Problem details = Filter the records for lines holding the string "text".

Recorded data =
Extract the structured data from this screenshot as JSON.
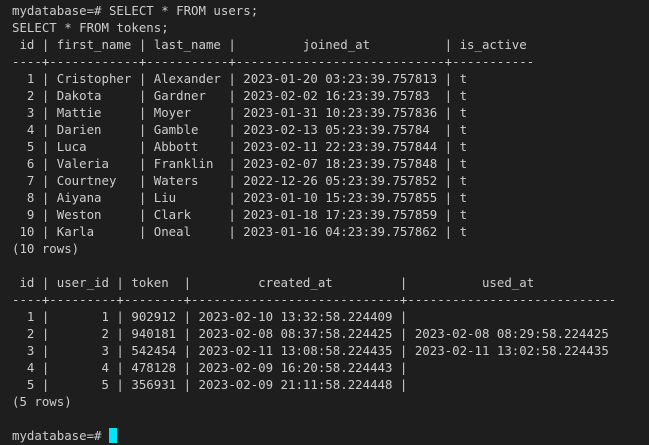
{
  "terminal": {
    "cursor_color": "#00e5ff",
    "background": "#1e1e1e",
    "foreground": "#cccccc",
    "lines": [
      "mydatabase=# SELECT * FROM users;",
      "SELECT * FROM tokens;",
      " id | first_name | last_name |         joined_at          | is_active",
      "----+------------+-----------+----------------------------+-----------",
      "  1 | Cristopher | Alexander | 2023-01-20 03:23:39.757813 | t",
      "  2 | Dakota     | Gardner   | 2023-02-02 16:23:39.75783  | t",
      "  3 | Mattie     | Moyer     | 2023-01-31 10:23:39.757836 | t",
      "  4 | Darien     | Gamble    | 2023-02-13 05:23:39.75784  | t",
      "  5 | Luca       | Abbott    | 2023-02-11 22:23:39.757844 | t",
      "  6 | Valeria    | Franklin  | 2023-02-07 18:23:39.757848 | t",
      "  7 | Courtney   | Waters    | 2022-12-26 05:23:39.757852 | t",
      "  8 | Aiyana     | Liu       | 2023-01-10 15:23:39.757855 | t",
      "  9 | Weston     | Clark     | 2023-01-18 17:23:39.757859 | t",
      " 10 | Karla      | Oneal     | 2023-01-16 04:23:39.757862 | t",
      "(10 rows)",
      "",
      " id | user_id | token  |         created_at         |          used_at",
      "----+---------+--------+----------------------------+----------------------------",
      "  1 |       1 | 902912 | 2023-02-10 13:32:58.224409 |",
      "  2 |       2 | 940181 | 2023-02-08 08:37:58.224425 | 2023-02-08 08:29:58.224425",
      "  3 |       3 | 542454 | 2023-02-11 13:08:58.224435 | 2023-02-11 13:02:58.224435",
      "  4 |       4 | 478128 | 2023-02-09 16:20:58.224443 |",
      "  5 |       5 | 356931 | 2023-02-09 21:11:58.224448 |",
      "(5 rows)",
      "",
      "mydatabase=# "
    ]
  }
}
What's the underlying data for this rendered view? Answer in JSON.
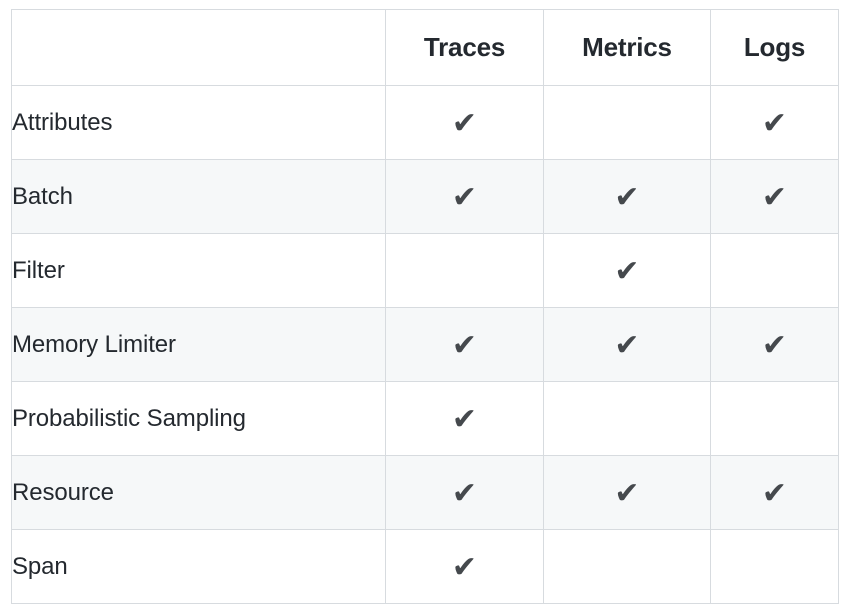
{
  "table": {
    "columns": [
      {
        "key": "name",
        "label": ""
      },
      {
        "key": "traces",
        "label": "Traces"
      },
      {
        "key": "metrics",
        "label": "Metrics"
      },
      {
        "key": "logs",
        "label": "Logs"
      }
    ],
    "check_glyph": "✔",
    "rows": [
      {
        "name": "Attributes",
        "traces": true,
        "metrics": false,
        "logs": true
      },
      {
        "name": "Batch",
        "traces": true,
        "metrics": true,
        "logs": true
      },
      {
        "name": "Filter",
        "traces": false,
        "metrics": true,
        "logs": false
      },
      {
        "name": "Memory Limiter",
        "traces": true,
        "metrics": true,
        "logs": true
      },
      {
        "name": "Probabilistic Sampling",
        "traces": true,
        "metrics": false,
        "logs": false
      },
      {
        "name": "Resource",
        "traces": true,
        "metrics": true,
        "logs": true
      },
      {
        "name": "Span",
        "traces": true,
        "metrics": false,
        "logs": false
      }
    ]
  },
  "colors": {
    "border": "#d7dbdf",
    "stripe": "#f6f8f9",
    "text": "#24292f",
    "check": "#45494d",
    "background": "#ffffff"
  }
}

---

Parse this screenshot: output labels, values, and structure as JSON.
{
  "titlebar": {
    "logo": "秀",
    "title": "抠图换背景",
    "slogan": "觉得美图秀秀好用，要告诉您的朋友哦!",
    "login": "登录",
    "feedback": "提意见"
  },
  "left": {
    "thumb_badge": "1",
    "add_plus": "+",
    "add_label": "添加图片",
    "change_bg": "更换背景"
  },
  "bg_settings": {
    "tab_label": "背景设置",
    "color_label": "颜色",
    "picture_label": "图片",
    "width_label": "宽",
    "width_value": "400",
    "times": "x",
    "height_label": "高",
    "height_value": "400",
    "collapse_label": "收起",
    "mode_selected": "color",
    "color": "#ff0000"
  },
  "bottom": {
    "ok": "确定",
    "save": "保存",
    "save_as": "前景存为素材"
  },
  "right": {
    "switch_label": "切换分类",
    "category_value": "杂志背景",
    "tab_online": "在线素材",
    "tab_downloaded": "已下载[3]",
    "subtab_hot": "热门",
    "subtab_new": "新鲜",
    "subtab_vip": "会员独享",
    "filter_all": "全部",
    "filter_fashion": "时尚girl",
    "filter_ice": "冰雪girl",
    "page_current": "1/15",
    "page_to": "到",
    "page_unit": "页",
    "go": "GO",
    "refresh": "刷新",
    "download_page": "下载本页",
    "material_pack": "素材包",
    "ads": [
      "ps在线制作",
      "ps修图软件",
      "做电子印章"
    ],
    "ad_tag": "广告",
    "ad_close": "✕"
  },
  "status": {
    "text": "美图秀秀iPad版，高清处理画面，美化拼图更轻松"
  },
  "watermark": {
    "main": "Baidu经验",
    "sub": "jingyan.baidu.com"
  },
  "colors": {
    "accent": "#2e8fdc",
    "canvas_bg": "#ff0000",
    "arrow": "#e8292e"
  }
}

...

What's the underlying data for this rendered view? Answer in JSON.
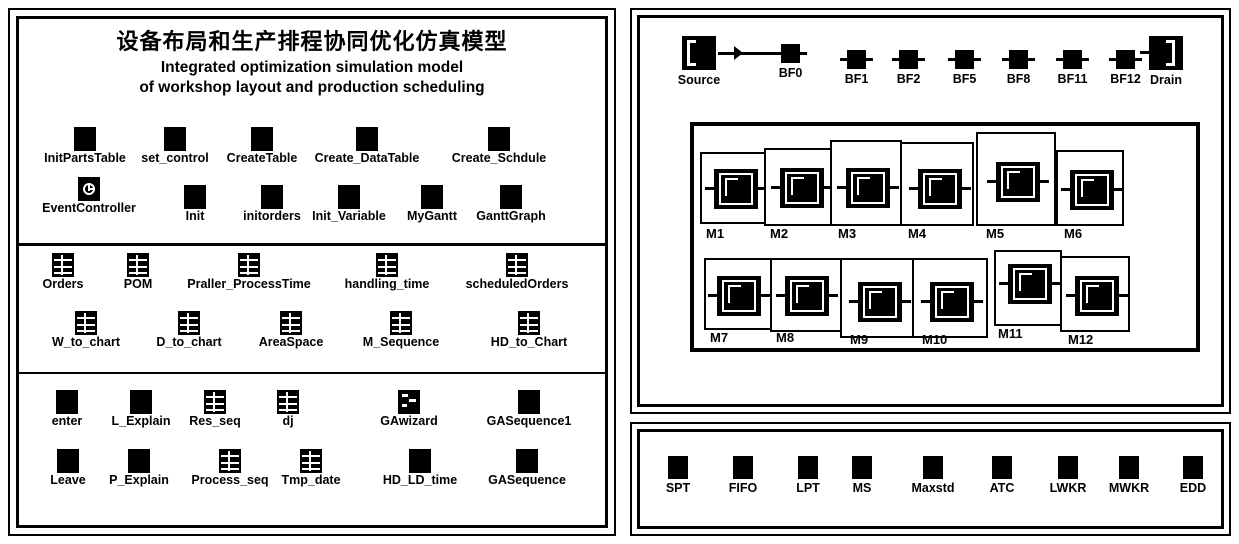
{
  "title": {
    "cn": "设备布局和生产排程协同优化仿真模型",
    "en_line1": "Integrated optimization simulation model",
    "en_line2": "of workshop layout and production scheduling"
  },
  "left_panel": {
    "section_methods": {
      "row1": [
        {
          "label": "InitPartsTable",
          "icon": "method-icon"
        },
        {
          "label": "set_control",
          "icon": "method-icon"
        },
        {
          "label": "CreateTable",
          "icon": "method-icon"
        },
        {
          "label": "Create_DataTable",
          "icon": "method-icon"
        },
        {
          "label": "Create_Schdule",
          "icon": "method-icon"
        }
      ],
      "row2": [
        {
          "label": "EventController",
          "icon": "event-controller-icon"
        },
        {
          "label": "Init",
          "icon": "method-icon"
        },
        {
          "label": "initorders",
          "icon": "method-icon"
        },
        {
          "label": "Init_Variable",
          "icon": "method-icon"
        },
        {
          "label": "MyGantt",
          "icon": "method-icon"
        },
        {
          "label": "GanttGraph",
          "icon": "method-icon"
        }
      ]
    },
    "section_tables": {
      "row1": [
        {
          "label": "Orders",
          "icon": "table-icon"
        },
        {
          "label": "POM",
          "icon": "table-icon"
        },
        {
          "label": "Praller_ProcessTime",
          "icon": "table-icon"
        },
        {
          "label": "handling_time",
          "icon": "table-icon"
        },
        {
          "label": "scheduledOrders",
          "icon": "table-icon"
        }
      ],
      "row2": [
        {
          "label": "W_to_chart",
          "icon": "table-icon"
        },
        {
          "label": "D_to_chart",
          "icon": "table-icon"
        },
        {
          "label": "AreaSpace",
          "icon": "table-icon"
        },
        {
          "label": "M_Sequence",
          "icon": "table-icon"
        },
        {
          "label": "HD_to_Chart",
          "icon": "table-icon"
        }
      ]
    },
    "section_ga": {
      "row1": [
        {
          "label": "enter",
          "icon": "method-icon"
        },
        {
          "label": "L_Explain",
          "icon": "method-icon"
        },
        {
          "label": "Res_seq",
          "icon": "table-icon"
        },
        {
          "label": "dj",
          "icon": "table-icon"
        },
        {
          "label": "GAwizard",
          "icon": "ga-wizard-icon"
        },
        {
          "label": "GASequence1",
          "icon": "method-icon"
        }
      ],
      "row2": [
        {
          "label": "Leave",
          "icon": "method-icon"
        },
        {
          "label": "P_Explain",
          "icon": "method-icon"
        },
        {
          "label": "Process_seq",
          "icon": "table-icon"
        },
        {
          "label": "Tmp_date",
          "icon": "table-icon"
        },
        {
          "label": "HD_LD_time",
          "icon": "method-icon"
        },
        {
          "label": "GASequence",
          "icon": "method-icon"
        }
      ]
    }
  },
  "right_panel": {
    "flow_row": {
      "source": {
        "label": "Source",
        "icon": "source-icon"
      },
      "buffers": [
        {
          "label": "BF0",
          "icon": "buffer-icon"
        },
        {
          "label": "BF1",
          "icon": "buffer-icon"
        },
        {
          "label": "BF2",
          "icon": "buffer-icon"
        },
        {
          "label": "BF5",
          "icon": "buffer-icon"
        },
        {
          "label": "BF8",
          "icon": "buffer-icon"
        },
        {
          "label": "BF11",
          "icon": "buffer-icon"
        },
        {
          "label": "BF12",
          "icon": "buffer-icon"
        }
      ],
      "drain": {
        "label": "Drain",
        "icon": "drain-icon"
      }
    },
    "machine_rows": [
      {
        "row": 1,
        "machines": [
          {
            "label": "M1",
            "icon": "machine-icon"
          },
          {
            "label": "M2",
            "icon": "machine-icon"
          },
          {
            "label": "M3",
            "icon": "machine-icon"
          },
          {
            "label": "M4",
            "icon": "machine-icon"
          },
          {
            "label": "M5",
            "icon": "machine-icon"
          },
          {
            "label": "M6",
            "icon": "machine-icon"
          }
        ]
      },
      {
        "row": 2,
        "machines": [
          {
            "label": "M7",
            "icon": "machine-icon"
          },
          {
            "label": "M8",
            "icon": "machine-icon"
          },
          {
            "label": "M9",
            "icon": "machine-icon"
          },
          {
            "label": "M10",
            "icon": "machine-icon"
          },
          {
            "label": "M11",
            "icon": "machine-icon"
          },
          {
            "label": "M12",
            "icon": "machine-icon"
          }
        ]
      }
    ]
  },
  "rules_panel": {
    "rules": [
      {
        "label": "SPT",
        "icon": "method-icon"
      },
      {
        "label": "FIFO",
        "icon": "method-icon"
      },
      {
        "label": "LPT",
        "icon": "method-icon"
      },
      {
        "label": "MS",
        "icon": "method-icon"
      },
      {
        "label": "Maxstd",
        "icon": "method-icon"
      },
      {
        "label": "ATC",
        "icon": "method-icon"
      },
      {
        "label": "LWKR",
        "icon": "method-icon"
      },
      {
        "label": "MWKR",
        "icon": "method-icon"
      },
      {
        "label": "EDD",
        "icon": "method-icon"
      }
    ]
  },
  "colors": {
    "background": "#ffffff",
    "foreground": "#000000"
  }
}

Solution for this task =
    "text": "#24292f",
    "text": "美图秀秀iPad版，高清处理画面，美化拼图更轻松"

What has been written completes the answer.